Restate each line word for word. Leave out every picture.

DATA SHOWN:
= = =

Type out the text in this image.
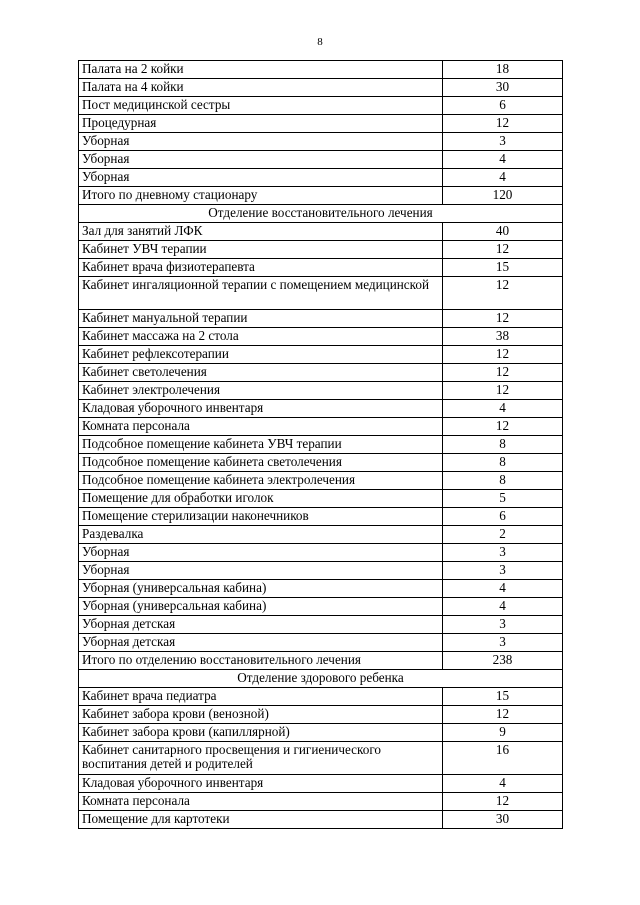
8
Палата на 2 койки	18
Палата на 4 койки	30
Пост медицинской сестры	6
Процедурная	12
Уборная	3
Уборная	4
Уборная	4
Итого по дневному стационару	120
Отделение восстановительного лечения	
Зал для занятий ЛФК	40
Кабинет УВЧ терапии	12
Кабинет врача физиотерапевта	15
Кабинет ингаляционной терапии с помещением медицинской	12
Кабинет мануальной терапии	12
Кабинет массажа на 2 стола	38
Кабинет рефлексотерапии	12
Кабинет светолечения	12
Кабинет электролечения	12
Кладовая уборочного инвентаря	4
Комната персонала	12
Подсобное помещение кабинета УВЧ терапии	8
Подсобное помещение кабинета светолечения	8
Подсобное помещение кабинета электролечения	8
Помещение для обработки иголок	5
Помещение стерилизации наконечников	6
Раздевалка	2
Уборная	3
Уборная	3
Уборная (универсальная кабина)	4
Уборная (универсальная кабина)	4
Уборная детская	3
Уборная детская	3
Итого по отделению восстановительного лечения	238
Отделение здорового ребенка	
Кабинет врача педиатра	15
Кабинет забора крови (венозной)	12
Кабинет забора крови (капиллярной)	9
Кабинет санитарного просвещения и гигиенического воспитания детей и родителей	16
Кладовая уборочного инвентаря	4
Комната персонала	12
Помещение для картотеки	30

= = =

RESULT BELOW:
Type out the text in this image.
8
Палата на 2 койки	18
Палата на 4 койки	30
Пост медицинской сестры	6
Процедурная	12
Уборная	3
Уборная	4
Уборная	4
Итого по дневному стационару	120
Отделение восстановительного лечения	
Зал для занятий ЛФК	40
Кабинет УВЧ терапии	12
Кабинет врача физиотерапевта	15
Кабинет ингаляционной терапии с помещением медицинской	12
Кабинет мануальной терапии	12
Кабинет массажа на 2 стола	38
Кабинет рефлексотерапии	12
Кабинет светолечения	12
Кабинет электролечения	12
Кладовая уборочного инвентаря	4
Комната персонала	12
Подсобное помещение кабинета УВЧ терапии	8
Подсобное помещение кабинета светолечения	8
Подсобное помещение кабинета электролечения	8
Помещение для обработки иголок	5
Помещение стерилизации наконечников	6
Раздевалка	2
Уборная	3
Уборная	3
Уборная (универсальная кабина)	4
Уборная (универсальная кабина)	4
Уборная детская	3
Уборная детская	3
Итого по отделению восстановительного лечения	238
Отделение здорового ребенка	
Кабинет врача педиатра	15
Кабинет забора крови (венозной)	12
Кабинет забора крови (капиллярной)	9
Кабинет санитарного просвещения и гигиенического воспитания детей и родителей	16
Кладовая уборочного инвентаря	4
Комната персонала	12
Помещение для картотеки	30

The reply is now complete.